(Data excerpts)
# # # #

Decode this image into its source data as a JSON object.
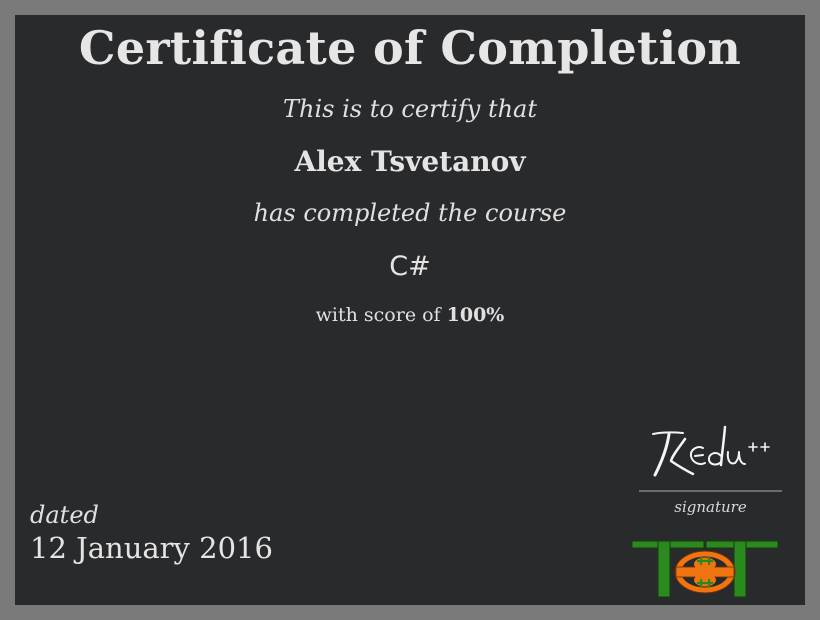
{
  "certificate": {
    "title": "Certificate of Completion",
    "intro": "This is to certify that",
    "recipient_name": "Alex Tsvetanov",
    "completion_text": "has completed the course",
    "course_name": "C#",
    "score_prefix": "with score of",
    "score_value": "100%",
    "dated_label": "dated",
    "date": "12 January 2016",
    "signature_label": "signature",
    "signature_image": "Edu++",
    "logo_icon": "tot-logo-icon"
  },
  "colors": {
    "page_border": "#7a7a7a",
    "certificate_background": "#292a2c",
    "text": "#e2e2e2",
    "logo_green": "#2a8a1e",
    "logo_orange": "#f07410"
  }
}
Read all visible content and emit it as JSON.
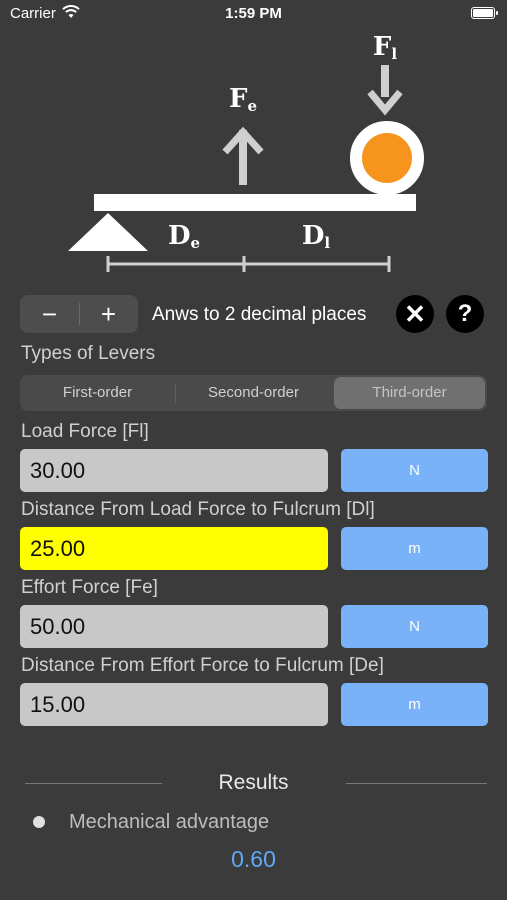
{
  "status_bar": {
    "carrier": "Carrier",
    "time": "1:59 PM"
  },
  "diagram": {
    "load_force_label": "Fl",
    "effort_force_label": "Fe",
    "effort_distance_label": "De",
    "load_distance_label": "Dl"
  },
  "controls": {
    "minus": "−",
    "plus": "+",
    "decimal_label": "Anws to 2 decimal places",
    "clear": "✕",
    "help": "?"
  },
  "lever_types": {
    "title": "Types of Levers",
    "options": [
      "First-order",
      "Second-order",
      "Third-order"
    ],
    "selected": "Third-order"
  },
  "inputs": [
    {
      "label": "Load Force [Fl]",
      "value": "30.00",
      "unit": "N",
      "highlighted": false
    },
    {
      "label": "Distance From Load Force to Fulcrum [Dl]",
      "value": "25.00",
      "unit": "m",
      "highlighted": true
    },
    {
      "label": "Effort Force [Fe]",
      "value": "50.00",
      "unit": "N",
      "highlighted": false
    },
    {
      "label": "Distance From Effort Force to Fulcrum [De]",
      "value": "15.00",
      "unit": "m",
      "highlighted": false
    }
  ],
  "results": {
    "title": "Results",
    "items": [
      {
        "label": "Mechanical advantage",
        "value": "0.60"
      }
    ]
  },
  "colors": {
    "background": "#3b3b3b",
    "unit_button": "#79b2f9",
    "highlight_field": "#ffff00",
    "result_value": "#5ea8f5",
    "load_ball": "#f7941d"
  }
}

# # # #

### Given request
In the material above, find each line that contains the word "Fulcrum", and select it.

### Task response
      "label": "Distance From Load Force to Fulcrum [Dl]",
      "label": "Distance From Effort Force to Fulcrum [De]",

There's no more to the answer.